What to work on: Single out each line with the word "commission" and copy it.

Rows:
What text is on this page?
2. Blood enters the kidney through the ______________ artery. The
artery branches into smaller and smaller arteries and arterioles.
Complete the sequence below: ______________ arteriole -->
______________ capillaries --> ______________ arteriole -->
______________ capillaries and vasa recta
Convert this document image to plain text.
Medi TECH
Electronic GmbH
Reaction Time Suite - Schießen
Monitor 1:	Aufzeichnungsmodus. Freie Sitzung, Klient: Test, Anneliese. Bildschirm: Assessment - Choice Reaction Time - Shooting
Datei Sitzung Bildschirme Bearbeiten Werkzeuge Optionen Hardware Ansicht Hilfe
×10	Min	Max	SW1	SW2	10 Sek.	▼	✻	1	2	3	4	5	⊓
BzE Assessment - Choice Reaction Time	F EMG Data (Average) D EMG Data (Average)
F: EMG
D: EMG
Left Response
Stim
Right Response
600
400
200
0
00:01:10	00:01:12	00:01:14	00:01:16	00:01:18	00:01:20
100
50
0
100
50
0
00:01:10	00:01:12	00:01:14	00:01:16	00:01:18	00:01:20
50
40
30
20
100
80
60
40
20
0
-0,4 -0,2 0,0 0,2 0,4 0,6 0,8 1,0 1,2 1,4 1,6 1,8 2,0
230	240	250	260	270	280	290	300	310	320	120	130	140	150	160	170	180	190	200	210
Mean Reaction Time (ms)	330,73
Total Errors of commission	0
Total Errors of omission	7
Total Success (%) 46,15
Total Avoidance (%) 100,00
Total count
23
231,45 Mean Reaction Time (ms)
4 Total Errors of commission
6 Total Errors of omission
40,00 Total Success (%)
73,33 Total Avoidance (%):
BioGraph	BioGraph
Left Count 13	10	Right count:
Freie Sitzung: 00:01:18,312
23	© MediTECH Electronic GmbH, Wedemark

==

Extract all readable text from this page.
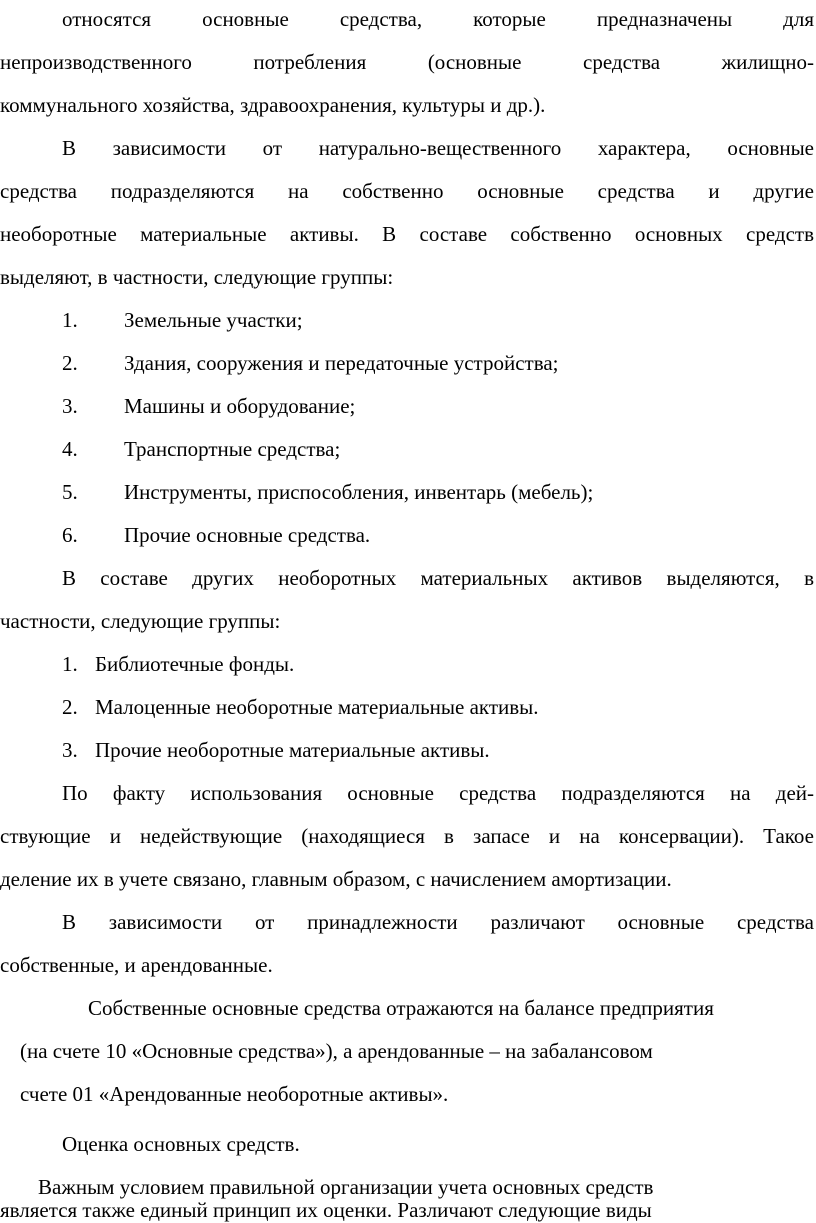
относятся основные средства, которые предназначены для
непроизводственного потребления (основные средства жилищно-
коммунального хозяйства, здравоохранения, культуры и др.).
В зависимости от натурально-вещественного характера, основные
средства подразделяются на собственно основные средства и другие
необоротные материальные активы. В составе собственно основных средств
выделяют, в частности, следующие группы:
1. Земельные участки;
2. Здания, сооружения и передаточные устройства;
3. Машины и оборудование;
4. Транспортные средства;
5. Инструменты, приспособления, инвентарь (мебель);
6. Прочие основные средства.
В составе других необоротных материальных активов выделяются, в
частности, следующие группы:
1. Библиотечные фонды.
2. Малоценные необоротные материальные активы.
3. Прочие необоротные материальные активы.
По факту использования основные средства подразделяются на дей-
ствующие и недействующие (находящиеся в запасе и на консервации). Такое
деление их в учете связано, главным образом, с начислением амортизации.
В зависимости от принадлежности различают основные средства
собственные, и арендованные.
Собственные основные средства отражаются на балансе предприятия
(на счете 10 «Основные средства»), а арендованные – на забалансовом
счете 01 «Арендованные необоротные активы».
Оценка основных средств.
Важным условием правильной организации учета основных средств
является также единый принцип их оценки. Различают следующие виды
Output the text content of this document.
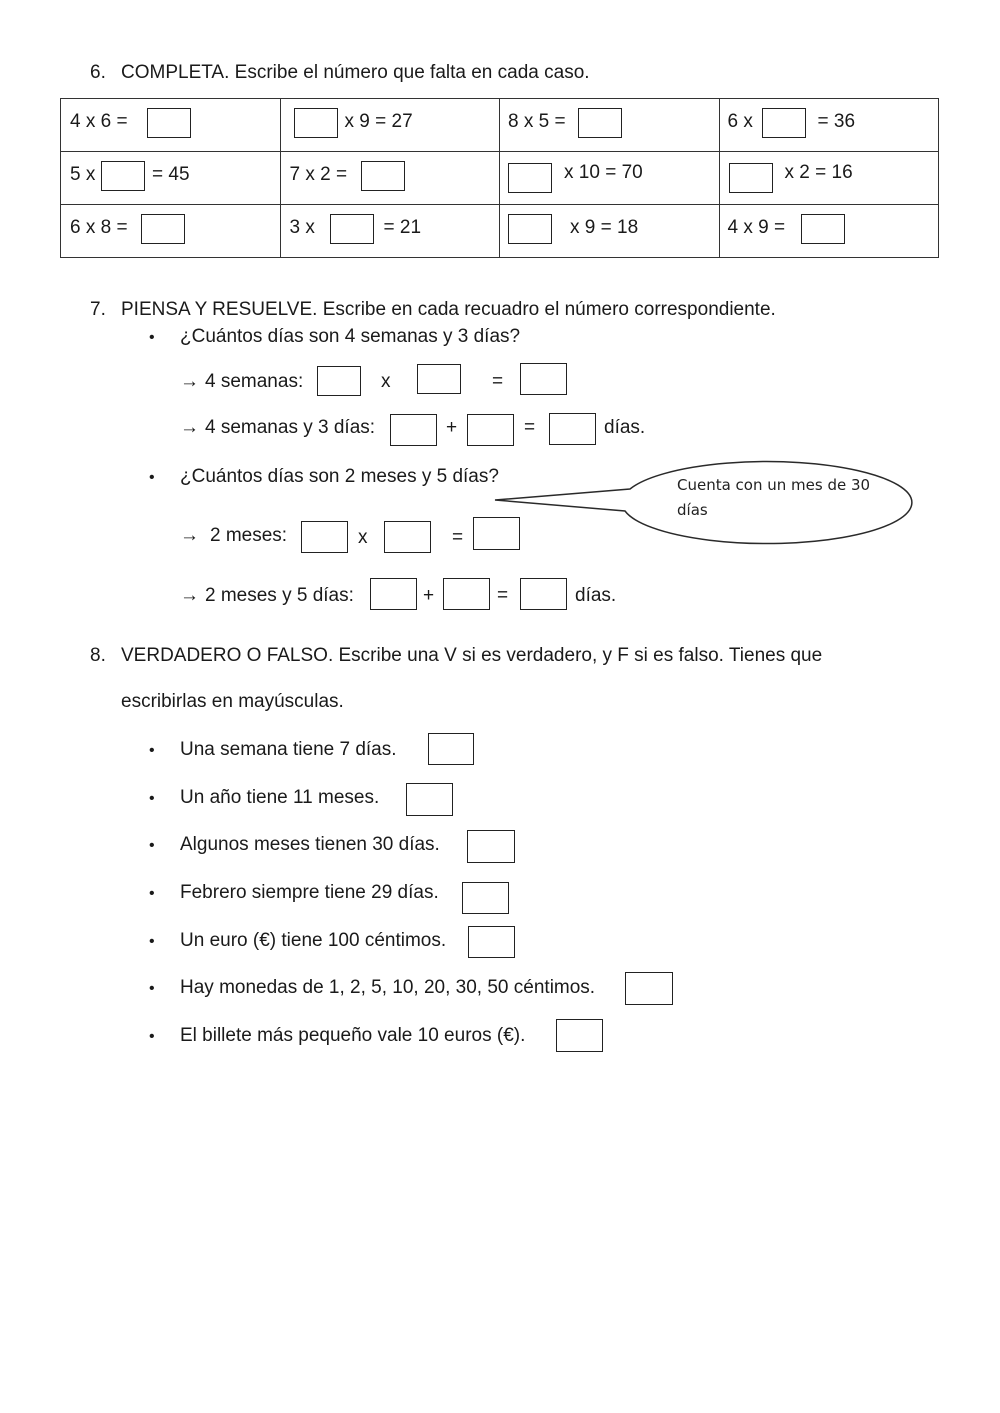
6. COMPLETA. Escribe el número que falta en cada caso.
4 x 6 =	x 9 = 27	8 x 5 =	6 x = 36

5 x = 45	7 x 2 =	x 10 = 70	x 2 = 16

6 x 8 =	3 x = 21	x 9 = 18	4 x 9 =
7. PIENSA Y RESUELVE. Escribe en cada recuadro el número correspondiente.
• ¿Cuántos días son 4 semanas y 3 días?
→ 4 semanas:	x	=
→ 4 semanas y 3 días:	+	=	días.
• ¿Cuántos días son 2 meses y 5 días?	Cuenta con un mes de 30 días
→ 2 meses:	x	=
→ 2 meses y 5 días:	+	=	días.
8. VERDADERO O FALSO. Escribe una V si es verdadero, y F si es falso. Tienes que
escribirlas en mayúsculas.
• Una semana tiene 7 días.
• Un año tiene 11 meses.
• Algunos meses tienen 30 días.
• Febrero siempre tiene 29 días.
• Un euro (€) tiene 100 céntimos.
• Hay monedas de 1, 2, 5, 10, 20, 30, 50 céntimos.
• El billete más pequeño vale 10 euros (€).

==

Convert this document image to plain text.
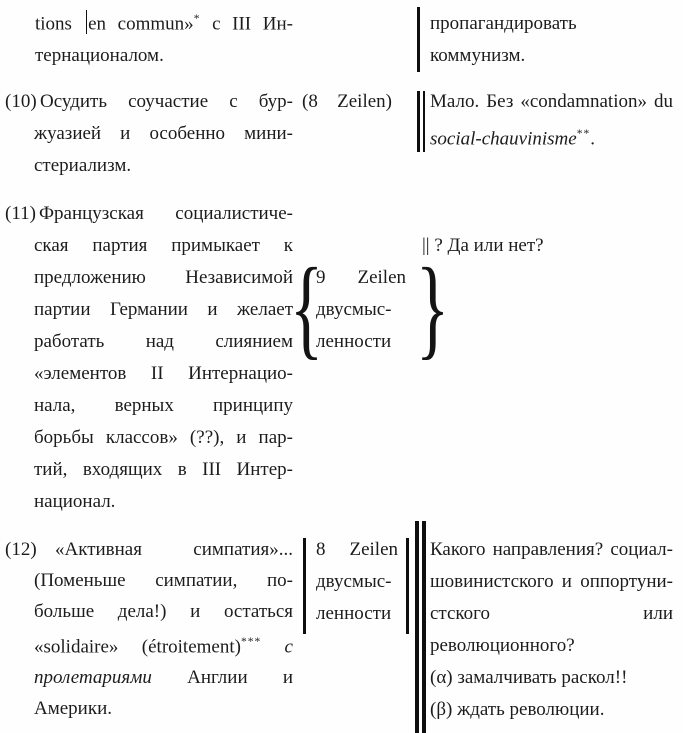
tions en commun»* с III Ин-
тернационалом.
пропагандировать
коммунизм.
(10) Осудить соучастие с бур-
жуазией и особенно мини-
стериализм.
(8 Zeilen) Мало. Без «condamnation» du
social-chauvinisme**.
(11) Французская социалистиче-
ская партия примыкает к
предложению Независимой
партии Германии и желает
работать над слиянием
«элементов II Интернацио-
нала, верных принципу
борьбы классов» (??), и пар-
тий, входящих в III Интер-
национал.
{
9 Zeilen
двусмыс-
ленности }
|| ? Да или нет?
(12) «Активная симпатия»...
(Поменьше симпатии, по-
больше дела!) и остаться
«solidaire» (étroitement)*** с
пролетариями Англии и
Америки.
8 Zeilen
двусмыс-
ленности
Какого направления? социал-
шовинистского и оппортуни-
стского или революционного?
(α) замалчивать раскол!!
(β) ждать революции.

Solution for this exercise:
Total Errors of commission	0
4 Total Errors of commission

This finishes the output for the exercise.